**Énoncé A**
Recopiez à l'identique le passage du texte sur Platon et la poésie qui commence aux mots « Mais peut-on croire » et s'arrête après « bien de la vérité. ».

**Bloc de texte**
+===+

Nous pouvons à bon droit le censurer et le regarder comme le pendant du peintre; il lui ressemble en ce qu’il ne produit que des ouvrages sans valeur, au point de vue de la vérité. [...] Et cependant, nous n’avons pas encore accusé la poésie du plus grand de ses méfaits. Qu’elle soit en effet capable de corrompre les honnêtes gens, à l’exception d’un petit nombre, voilà sans doute ce qui est tout à fait redoutable. (Platon 1995(1966), livre X, 602b-c et 604d-605d)

Quand le Socrate de Platon accuse la poésie, il cible tous les arts qui font appel à la parole, au discours. Il accuse ces discours qui utilisent des images, des analogies et des métaphores, d’induire en erreur les foules qui les entendent. Ces discours qui utilisent des moyens douteux de rhétorique, qui font pleurer ou rire le public, déforment la vérité. Ces discours cherchent à imiter la vérité, mais sans se soucier du réalisme. Ils trahissent la vérité, ils sont tout le contraire du discours mathématique. Par conséquence, ils doivent être dévalorisés, exclus de la cité parfaite.

Mais peut-on croire que Platon était si aveuglé par son idéal de vérité qu’il ne voyait pas qu’il se contredisait continuellement? C’est une évidence que ses livres regorgent d’analogies et de métaphores, d’images et d’allégories. Platon emploie à répétition les mêmes moyens rhétoriques que ses ennemis les imitateurs. – Mais voyons! L’aurait-on oublié?! Platon détient la vérité mathématique, il détient par conséquent une autorité incorruptible. Si Platon doit mentir pour le bien de la vérité et de la cité, il n’aura aucun remord à le faire. Si Platon emploie les moyens rhétoriques de ses ennemis, c’est pour le bien de la vérité.

+===+

**Énoncé B**
Reproduisez exactement le début des rangées, de leur première ligne jusqu'à la ligne contenant « nav-item-local-disk[interactable]: ローカル ディスク », celle-ci comprise.

**Données fournies**
+===+

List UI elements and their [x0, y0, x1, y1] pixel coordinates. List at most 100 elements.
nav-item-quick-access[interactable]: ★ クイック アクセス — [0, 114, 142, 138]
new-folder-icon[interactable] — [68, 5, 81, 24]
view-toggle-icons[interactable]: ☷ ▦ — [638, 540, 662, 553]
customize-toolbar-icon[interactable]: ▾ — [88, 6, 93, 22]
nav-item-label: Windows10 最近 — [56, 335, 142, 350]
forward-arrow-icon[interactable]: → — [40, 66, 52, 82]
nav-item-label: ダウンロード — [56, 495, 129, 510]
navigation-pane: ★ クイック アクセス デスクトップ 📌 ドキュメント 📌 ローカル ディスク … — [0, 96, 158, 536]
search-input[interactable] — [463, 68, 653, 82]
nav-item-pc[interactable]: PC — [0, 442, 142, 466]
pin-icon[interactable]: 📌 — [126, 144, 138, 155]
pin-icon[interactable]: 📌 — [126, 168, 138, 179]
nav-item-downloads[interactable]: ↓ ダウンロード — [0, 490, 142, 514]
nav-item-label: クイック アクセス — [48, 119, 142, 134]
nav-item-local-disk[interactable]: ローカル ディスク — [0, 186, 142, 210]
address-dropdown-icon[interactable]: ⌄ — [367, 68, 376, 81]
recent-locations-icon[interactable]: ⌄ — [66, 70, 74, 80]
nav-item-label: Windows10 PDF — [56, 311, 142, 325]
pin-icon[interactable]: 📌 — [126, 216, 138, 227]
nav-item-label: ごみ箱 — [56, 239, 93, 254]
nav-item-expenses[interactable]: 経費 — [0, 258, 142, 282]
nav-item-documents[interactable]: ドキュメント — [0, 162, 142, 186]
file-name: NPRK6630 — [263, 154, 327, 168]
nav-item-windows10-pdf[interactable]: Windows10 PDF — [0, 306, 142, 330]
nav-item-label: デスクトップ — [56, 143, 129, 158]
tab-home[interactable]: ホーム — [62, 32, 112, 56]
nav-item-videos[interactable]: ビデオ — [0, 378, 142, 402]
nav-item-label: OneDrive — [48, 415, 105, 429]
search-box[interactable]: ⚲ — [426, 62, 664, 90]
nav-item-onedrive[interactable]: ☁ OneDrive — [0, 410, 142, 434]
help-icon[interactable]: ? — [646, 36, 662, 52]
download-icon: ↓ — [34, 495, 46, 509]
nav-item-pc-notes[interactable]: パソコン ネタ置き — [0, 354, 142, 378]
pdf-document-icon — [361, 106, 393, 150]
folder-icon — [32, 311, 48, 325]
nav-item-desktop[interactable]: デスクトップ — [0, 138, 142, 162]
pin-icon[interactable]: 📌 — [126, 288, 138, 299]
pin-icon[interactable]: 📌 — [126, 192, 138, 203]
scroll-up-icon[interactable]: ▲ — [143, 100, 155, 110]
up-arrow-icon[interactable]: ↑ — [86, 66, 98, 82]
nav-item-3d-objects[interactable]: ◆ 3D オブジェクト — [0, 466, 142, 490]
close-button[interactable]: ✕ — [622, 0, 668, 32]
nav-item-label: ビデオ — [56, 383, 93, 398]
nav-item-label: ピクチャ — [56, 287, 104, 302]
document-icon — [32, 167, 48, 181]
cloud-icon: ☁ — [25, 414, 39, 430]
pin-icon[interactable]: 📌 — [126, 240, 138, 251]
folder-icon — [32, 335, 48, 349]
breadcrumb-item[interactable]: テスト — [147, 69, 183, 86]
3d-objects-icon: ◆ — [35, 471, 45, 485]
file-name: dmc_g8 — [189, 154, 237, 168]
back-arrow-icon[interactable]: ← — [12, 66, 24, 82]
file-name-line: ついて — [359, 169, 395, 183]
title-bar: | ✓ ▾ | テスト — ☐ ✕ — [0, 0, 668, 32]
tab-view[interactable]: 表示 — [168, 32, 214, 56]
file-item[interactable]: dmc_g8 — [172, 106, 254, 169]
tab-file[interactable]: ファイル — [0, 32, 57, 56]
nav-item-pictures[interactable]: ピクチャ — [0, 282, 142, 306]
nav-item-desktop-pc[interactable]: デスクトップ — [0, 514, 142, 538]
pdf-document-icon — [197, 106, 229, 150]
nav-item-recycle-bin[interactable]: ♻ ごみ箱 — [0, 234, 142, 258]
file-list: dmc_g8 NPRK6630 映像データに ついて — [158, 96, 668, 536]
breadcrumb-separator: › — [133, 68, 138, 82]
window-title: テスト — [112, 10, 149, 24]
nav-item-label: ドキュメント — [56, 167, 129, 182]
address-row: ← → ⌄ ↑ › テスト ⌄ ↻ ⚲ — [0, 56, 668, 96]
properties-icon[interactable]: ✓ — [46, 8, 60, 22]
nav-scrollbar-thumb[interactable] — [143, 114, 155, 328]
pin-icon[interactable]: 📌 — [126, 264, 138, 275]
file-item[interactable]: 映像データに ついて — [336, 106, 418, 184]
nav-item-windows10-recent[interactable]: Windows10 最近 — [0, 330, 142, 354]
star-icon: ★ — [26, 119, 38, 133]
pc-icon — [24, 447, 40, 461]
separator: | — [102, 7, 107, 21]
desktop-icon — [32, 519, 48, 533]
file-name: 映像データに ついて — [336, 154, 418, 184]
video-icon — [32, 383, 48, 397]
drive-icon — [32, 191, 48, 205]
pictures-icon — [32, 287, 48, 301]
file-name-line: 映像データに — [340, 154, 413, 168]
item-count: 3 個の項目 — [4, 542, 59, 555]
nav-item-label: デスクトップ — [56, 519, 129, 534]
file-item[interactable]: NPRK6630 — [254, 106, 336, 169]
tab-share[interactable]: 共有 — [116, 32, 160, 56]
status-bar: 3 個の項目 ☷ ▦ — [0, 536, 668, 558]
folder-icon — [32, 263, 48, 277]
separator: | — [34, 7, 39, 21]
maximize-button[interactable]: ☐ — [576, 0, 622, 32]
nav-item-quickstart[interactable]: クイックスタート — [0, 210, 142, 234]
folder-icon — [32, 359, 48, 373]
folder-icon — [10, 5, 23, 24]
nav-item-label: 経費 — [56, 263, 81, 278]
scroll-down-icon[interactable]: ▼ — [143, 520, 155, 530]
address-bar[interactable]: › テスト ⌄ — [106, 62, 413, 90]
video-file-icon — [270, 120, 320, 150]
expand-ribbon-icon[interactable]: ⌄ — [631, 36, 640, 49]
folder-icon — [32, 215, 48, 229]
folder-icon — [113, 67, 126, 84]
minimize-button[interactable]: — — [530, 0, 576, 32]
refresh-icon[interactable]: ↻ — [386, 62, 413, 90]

+===+

**Corrigé complet A**
Mais peut-on croire que Platon était si aveuglé par son idéal de vérité qu’il ne voyait pas qu’il se contredisait continuellement? C’est une évidence que ses livres regorgent d’analogies et de métaphores, d’images et d’allégories. Platon emploie à répétition les mêmes moyens rhétoriques que ses ennemis les imitateurs. – Mais voyons! L’aurait-on oublié?! Platon détient la vérité mathématique, il détient par conséquent une autorité incorruptible. Si Platon doit mentir pour le bien de la vérité et de la cité, il n’aura aucun remord à le faire. Si Platon emploie les moyens rhétoriques de ses ennemis, c’est pour le bien de la vérité.

**Corrigé complet B**
List UI elements and their [x0, y0, x1, y1] pixel coordinates. List at most 100 elements.
nav-item-quick-access[interactable]: ★ クイック アクセス — [0, 114, 142, 138]
new-folder-icon[interactable] — [68, 5, 81, 24]
view-toggle-icons[interactable]: ☷ ▦ — [638, 540, 662, 553]
customize-toolbar-icon[interactable]: ▾ — [88, 6, 93, 22]
nav-item-label: Windows10 最近 — [56, 335, 142, 350]
forward-arrow-icon[interactable]: → — [40, 66, 52, 82]
nav-item-label: ダウンロード — [56, 495, 129, 510]
navigation-pane: ★ クイック アクセス デスクトップ 📌 ドキュメント 📌 ローカル ディスク … — [0, 96, 158, 536]
search-input[interactable] — [463, 68, 653, 82]
nav-item-pc[interactable]: PC — [0, 442, 142, 466]
pin-icon[interactable]: 📌 — [126, 144, 138, 155]
pin-icon[interactable]: 📌 — [126, 168, 138, 179]
nav-item-downloads[interactable]: ↓ ダウンロード — [0, 490, 142, 514]
nav-item-label: クイック アクセス — [48, 119, 142, 134]
nav-item-local-disk[interactable]: ローカル ディスク — [0, 186, 142, 210]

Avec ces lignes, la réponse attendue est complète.